Your task
Extract all lines from the data beneath that include the word "over".

Items listed in a dataset:

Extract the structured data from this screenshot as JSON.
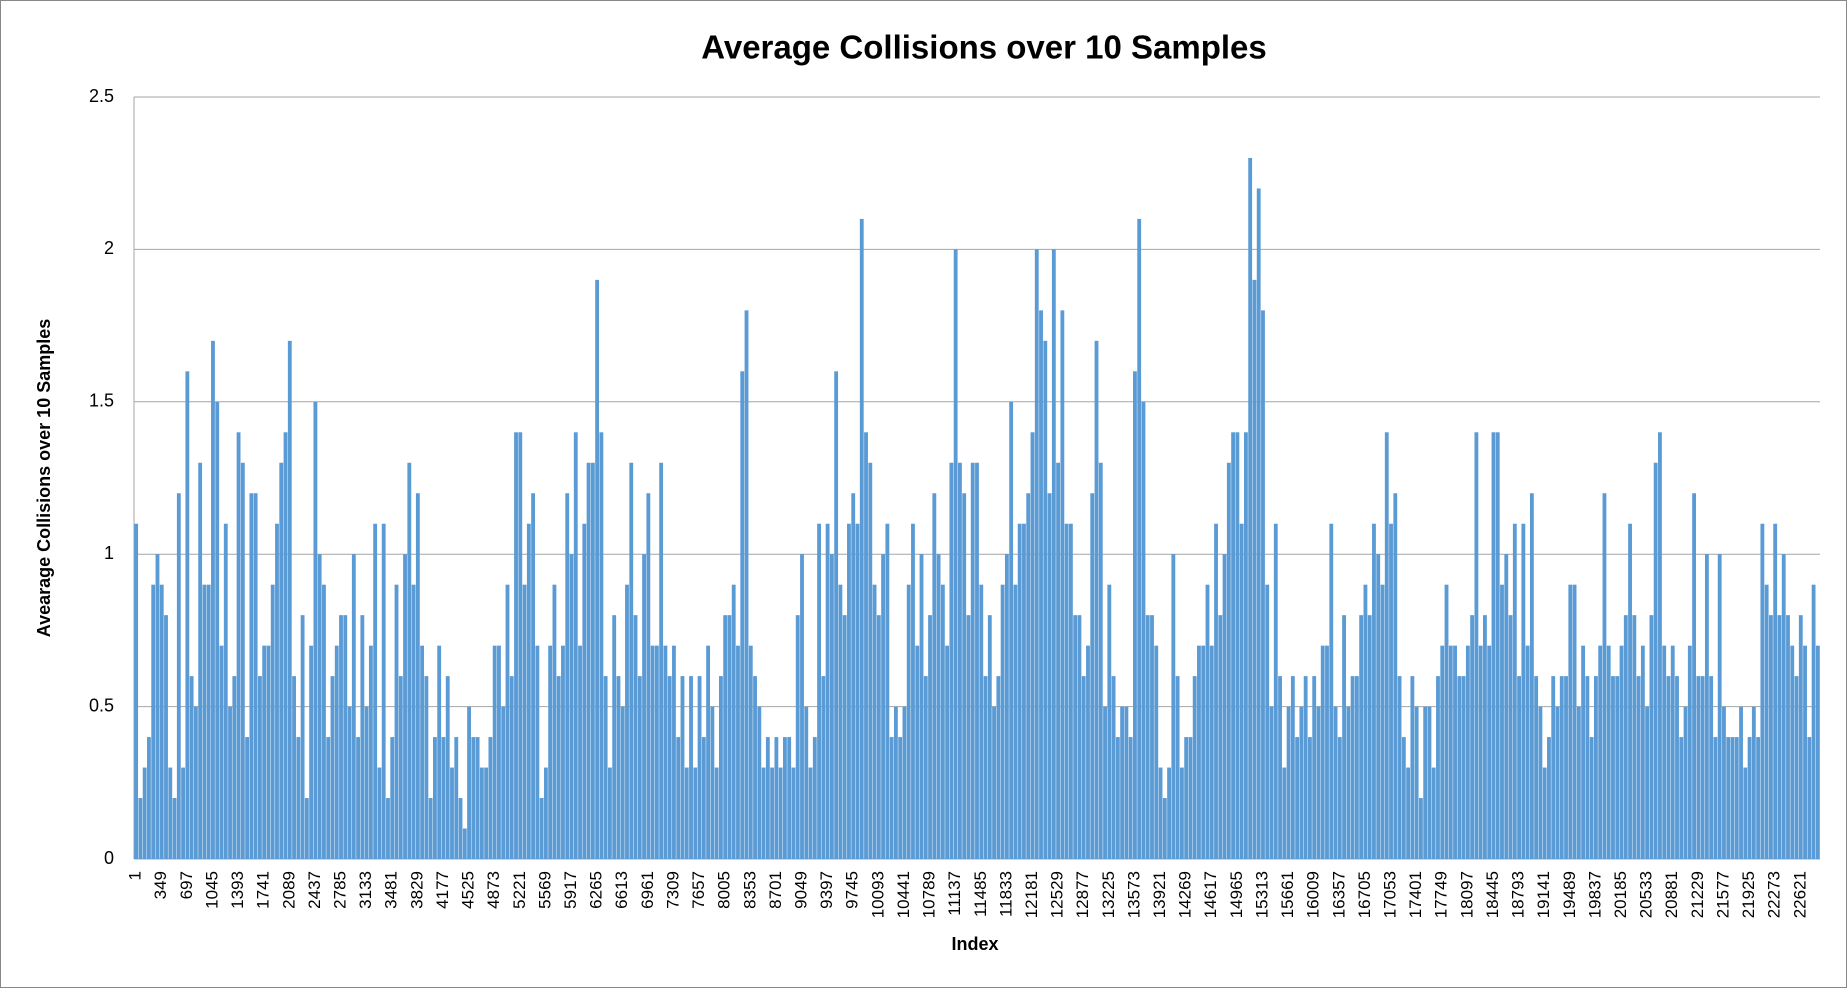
{
  "chart_data": {
    "type": "bar",
    "title": "Average Collisions over 10 Samples",
    "x_label": "Index",
    "y_label": "Avearage Collisions over 10 Samples",
    "color": "#5b9bd5",
    "grid": true,
    "ylim": [
      0,
      2.5
    ],
    "yticks": [
      0,
      0.5,
      1,
      1.5,
      2,
      2.5
    ],
    "categories": [
      1,
      null,
      null,
      null,
      null,
      null,
      349,
      null,
      null,
      null,
      null,
      null,
      697,
      null,
      null,
      null,
      null,
      null,
      1045,
      null,
      null,
      null,
      null,
      null,
      1393,
      null,
      null,
      null,
      null,
      null,
      1741,
      null,
      null,
      null,
      null,
      null,
      2089,
      null,
      null,
      null,
      null,
      null,
      2437,
      null,
      null,
      null,
      null,
      null,
      2785,
      null,
      null,
      null,
      null,
      null,
      3133,
      null,
      null,
      null,
      null,
      null,
      3481,
      null,
      null,
      null,
      null,
      null,
      3829,
      null,
      null,
      null,
      null,
      null,
      4177,
      null,
      null,
      null,
      null,
      null,
      4525,
      null,
      null,
      null,
      null,
      null,
      4873,
      null,
      null,
      null,
      null,
      null,
      5221,
      null,
      null,
      null,
      null,
      null,
      5569,
      null,
      null,
      null,
      null,
      null,
      5917,
      null,
      null,
      null,
      null,
      null,
      6265,
      null,
      null,
      null,
      null,
      null,
      6613,
      null,
      null,
      null,
      null,
      null,
      6961,
      null,
      null,
      null,
      null,
      null,
      7309,
      null,
      null,
      null,
      null,
      null,
      7657,
      null,
      null,
      null,
      null,
      null,
      8005,
      null,
      null,
      null,
      null,
      null,
      8353,
      null,
      null,
      null,
      null,
      null,
      8701,
      null,
      null,
      null,
      null,
      null,
      9049,
      null,
      null,
      null,
      null,
      null,
      9397,
      null,
      null,
      null,
      null,
      null,
      9745,
      null,
      null,
      null,
      null,
      null,
      10093,
      null,
      null,
      null,
      null,
      null,
      10441,
      null,
      null,
      null,
      null,
      null,
      10789,
      null,
      null,
      null,
      null,
      null,
      11137,
      null,
      null,
      null,
      null,
      null,
      11485,
      null,
      null,
      null,
      null,
      null,
      11833,
      null,
      null,
      null,
      null,
      null,
      12181,
      null,
      null,
      null,
      null,
      null,
      12529,
      null,
      null,
      null,
      null,
      null,
      12877,
      null,
      null,
      null,
      null,
      null,
      13225,
      null,
      null,
      null,
      null,
      null,
      13573,
      null,
      null,
      null,
      null,
      null,
      13921,
      null,
      null,
      null,
      null,
      null,
      14269,
      null,
      null,
      null,
      null,
      null,
      14617,
      null,
      null,
      null,
      null,
      null,
      14965,
      null,
      null,
      null,
      null,
      null,
      15313,
      null,
      null,
      null,
      null,
      null,
      15661,
      null,
      null,
      null,
      null,
      null,
      16009,
      null,
      null,
      null,
      null,
      null,
      16357,
      null,
      null,
      null,
      null,
      null,
      16705,
      null,
      null,
      null,
      null,
      null,
      17053,
      null,
      null,
      null,
      null,
      null,
      17401,
      null,
      null,
      null,
      null,
      null,
      17749,
      null,
      null,
      null,
      null,
      null,
      18097,
      null,
      null,
      null,
      null,
      null,
      18445,
      null,
      null,
      null,
      null,
      null,
      18793,
      null,
      null,
      null,
      null,
      null,
      19141,
      null,
      null,
      null,
      null,
      null,
      19489,
      null,
      null,
      null,
      null,
      null,
      19837,
      null,
      null,
      null,
      null,
      null,
      20185,
      null,
      null,
      null,
      null,
      null,
      20533,
      null,
      null,
      null,
      null,
      null,
      20881,
      null,
      null,
      null,
      null,
      null,
      21229,
      null,
      null,
      null,
      null,
      null,
      21577,
      null,
      null,
      null,
      null,
      null,
      21925,
      null,
      null,
      null,
      null,
      null,
      22273,
      null,
      null,
      null,
      null,
      null,
      22621,
      null,
      null,
      null,
      null
    ],
    "values": [
      1.1,
      0.2,
      0.3,
      0.4,
      0.9,
      1.0,
      0.9,
      0.8,
      0.3,
      0.2,
      1.2,
      0.3,
      1.6,
      0.6,
      0.5,
      1.3,
      0.9,
      0.9,
      1.7,
      1.5,
      0.7,
      1.1,
      0.5,
      0.6,
      1.4,
      1.3,
      0.4,
      1.2,
      1.2,
      0.6,
      0.7,
      0.7,
      0.9,
      1.1,
      1.3,
      1.4,
      1.7,
      0.6,
      0.4,
      0.8,
      0.2,
      0.7,
      1.5,
      1.0,
      0.9,
      0.4,
      0.6,
      0.7,
      0.8,
      0.8,
      0.5,
      1.0,
      0.4,
      0.8,
      0.5,
      0.7,
      1.1,
      0.3,
      1.1,
      0.2,
      0.4,
      0.9,
      0.6,
      1.0,
      1.3,
      0.9,
      1.2,
      0.7,
      0.6,
      0.2,
      0.4,
      0.7,
      0.4,
      0.6,
      0.3,
      0.4,
      0.2,
      0.1,
      0.5,
      0.4,
      0.4,
      0.3,
      0.3,
      0.4,
      0.7,
      0.7,
      0.5,
      0.9,
      0.6,
      1.4,
      1.4,
      0.9,
      1.1,
      1.2,
      0.7,
      0.2,
      0.3,
      0.7,
      0.9,
      0.6,
      0.7,
      1.2,
      1.0,
      1.4,
      0.7,
      1.1,
      1.3,
      1.3,
      1.9,
      1.4,
      0.6,
      0.3,
      0.8,
      0.6,
      0.5,
      0.9,
      1.3,
      0.8,
      0.6,
      1.0,
      1.2,
      0.7,
      0.7,
      1.3,
      0.7,
      0.6,
      0.7,
      0.4,
      0.6,
      0.3,
      0.6,
      0.3,
      0.6,
      0.4,
      0.7,
      0.5,
      0.3,
      0.6,
      0.8,
      0.8,
      0.9,
      0.7,
      1.6,
      1.8,
      0.7,
      0.6,
      0.5,
      0.3,
      0.4,
      0.3,
      0.4,
      0.3,
      0.4,
      0.4,
      0.3,
      0.8,
      1.0,
      0.5,
      0.3,
      0.4,
      1.1,
      0.6,
      1.1,
      1.0,
      1.6,
      0.9,
      0.8,
      1.1,
      1.2,
      1.1,
      2.1,
      1.4,
      1.3,
      0.9,
      0.8,
      1.0,
      1.1,
      0.4,
      0.5,
      0.4,
      0.5,
      0.9,
      1.1,
      0.7,
      1.0,
      0.6,
      0.8,
      1.2,
      1.0,
      0.9,
      0.7,
      1.3,
      2.0,
      1.3,
      1.2,
      0.8,
      1.3,
      1.3,
      0.9,
      0.6,
      0.8,
      0.5,
      0.6,
      0.9,
      1.0,
      1.5,
      0.9,
      1.1,
      1.1,
      1.2,
      1.4,
      2.0,
      1.8,
      1.7,
      1.2,
      2.0,
      1.3,
      1.8,
      1.1,
      1.1,
      0.8,
      0.8,
      0.6,
      0.7,
      1.2,
      1.7,
      1.3,
      0.5,
      0.9,
      0.6,
      0.4,
      0.5,
      0.5,
      0.4,
      1.6,
      2.1,
      1.5,
      0.8,
      0.8,
      0.7,
      0.3,
      0.2,
      0.3,
      1.0,
      0.6,
      0.3,
      0.4,
      0.4,
      0.6,
      0.7,
      0.7,
      0.9,
      0.7,
      1.1,
      0.8,
      1.0,
      1.3,
      1.4,
      1.4,
      1.1,
      1.4,
      2.3,
      1.9,
      2.2,
      1.8,
      0.9,
      0.5,
      1.1,
      0.6,
      0.3,
      0.5,
      0.6,
      0.4,
      0.5,
      0.6,
      0.4,
      0.6,
      0.5,
      0.7,
      0.7,
      1.1,
      0.5,
      0.4,
      0.8,
      0.5,
      0.6,
      0.6,
      0.8,
      0.9,
      0.8,
      1.1,
      1.0,
      0.9,
      1.4,
      1.1,
      1.2,
      0.6,
      0.4,
      0.3,
      0.6,
      0.5,
      0.2,
      0.5,
      0.5,
      0.3,
      0.6,
      0.7,
      0.9,
      0.7,
      0.7,
      0.6,
      0.6,
      0.7,
      0.8,
      1.4,
      0.7,
      0.8,
      0.7,
      1.4,
      1.4,
      0.9,
      1.0,
      0.8,
      1.1,
      0.6,
      1.1,
      0.7,
      1.2,
      0.6,
      0.5,
      0.3,
      0.4,
      0.6,
      0.5,
      0.6,
      0.6,
      0.9,
      0.9,
      0.5,
      0.7,
      0.6,
      0.4,
      0.6,
      0.7,
      1.2,
      0.7,
      0.6,
      0.6,
      0.7,
      0.8,
      1.1,
      0.8,
      0.6,
      0.7,
      0.5,
      0.8,
      1.3,
      1.4,
      0.7,
      0.6,
      0.7,
      0.6,
      0.4,
      0.5,
      0.7,
      1.2,
      0.6,
      0.6,
      1.0,
      0.6,
      0.4,
      1.0,
      0.5,
      0.4,
      0.4,
      0.4,
      0.5,
      0.3,
      0.4,
      0.5,
      0.4,
      1.1,
      0.9,
      0.8,
      1.1,
      0.8,
      1.0,
      0.8,
      0.7,
      0.6,
      0.8,
      0.7,
      0.4,
      0.9,
      0.7
    ]
  }
}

Result of this task
    "title": "Average Collisions over 10 Samples",
    "y_label": "Avearage Collisions over 10 Samples",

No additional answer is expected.